**Problem to work on**
From the listing that follows, extract every line and set it down unaltered.

**Stored data entries**
/---

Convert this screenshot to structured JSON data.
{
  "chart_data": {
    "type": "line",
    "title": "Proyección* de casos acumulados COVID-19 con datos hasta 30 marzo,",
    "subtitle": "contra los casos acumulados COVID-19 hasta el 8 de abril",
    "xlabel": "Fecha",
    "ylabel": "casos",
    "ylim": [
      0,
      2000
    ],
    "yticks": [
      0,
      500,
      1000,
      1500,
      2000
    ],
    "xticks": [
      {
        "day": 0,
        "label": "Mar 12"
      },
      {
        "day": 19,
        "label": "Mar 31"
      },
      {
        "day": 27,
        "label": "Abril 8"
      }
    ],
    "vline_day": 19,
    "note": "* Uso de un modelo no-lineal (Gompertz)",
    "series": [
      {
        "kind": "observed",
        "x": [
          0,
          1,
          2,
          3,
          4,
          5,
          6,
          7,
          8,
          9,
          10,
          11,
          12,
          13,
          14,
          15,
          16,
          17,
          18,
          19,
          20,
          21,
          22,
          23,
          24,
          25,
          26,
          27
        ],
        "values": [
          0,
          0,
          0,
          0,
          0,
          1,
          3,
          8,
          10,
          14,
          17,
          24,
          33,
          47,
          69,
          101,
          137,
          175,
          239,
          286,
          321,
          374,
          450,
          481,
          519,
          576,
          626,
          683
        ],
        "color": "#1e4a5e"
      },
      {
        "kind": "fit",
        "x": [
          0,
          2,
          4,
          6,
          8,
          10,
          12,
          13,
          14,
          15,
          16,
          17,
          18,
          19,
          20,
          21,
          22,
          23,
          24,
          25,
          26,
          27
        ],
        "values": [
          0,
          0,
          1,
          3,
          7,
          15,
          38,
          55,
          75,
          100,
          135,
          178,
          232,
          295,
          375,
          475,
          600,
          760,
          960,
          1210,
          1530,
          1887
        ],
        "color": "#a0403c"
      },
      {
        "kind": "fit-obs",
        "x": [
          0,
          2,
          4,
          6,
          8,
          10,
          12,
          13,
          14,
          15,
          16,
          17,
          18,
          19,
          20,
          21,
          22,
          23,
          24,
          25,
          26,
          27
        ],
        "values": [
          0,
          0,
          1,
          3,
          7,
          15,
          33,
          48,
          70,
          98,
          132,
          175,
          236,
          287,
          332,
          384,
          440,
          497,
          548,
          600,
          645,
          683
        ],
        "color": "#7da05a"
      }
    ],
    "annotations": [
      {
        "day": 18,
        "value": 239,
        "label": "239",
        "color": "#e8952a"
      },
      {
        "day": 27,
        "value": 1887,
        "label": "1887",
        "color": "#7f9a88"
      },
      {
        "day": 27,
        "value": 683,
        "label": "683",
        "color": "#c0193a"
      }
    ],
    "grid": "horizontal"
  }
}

\---

**Solution for this problem**
Convert this screenshot to structured JSON data.
{
  "chart_data": {
    "type": "line",
    "title": "Proyección* de casos acumulados COVID-19 con datos hasta 30 marzo,",
    "subtitle": "contra los casos acumulados COVID-19 hasta el 8 de abril",
    "xlabel": "Fecha",
    "ylabel": "casos",
    "ylim": [
      0,
      2000
    ],
    "yticks": [
      0,
      500,
      1000,
      1500,
      2000
    ],
    "xticks": [
      {
        "day": 0,
        "label": "Mar 12"
      },
      {
        "day": 19,
        "label": "Mar 31"
      },
      {
        "day": 27,
        "label": "Abril 8"
      }
    ],
    "vline_day": 19,
    "note": "* Uso de un modelo no-lineal (Gompertz)",
    "series": [
      {
        "kind": "observed",
        "x": [
          0,
          1,
          2,
          3,
          4,
          5,
          6,
          7,
          8,
          9,
          10,
          11,
          12,
          13,
          14,
          15,
          16,
          17,
          18,
          19,
          20,
          21,
          22,
          23,
          24,
          25,
          26,
          27
        ],
        "values": [
          0,
          0,
          0,
          0,
          0,
          1,
          3,
          8,
          10,
          14,
          17,
          24,
          33,
          47,
          69,
          101,
          137,
          175,
          239,
          286,
          321,
          374,
          450,
          481,
          519,
          576,
          626,
          683
        ],
        "color": "#1e4a5e"
      },
      {
        "kind": "fit",
        "x": [
          0,
          2,
          4,
          6,
          8,
          10,
          12,
          13,
          14,
          15,
          16,
          17,
          18,
          19,
          20,
          21,
          22,
          23,
          24,
          25,
          26,
          27
        ],
        "values": [
          0,
          0,
          1,
          3,
          7,
          15,
          38,
          55,
          75,
          100,
          135,
          178,
          232,
          295,
          375,
          475,
          600,
          760,
          960,
          1210,
          1530,
          1887
        ],
        "color": "#a0403c"
      },
      {
        "kind": "fit-obs",
        "x": [
          0,
          2,
          4,
          6,
          8,
          10,
          12,
          13,
          14,
          15,
          16,
          17,
          18,
          19,
          20,
          21,
          22,
          23,
          24,
          25,
          26,
          27
        ],
        "values": [
          0,
          0,
          1,
          3,
          7,
          15,
          33,
          48,
          70,
          98,
          132,
          175,
          236,
          287,
          332,
          384,
          440,
          497,
          548,
          600,
          645,
          683
        ],
        "color": "#7da05a"
      }
    ],
    "annotations": [
      {
        "day": 18,
        "value": 239,
        "label": "239",
        "color": "#e8952a"
      },
      {
        "day": 27,
        "value": 1887,
        "label": "1887",
        "color": "#7f9a88"
      },
      {
        "day": 27,
        "value": 683,
        "label": "683",
        "color": "#c0193a"
      }
    ],
    "grid": "horizontal"
  }
}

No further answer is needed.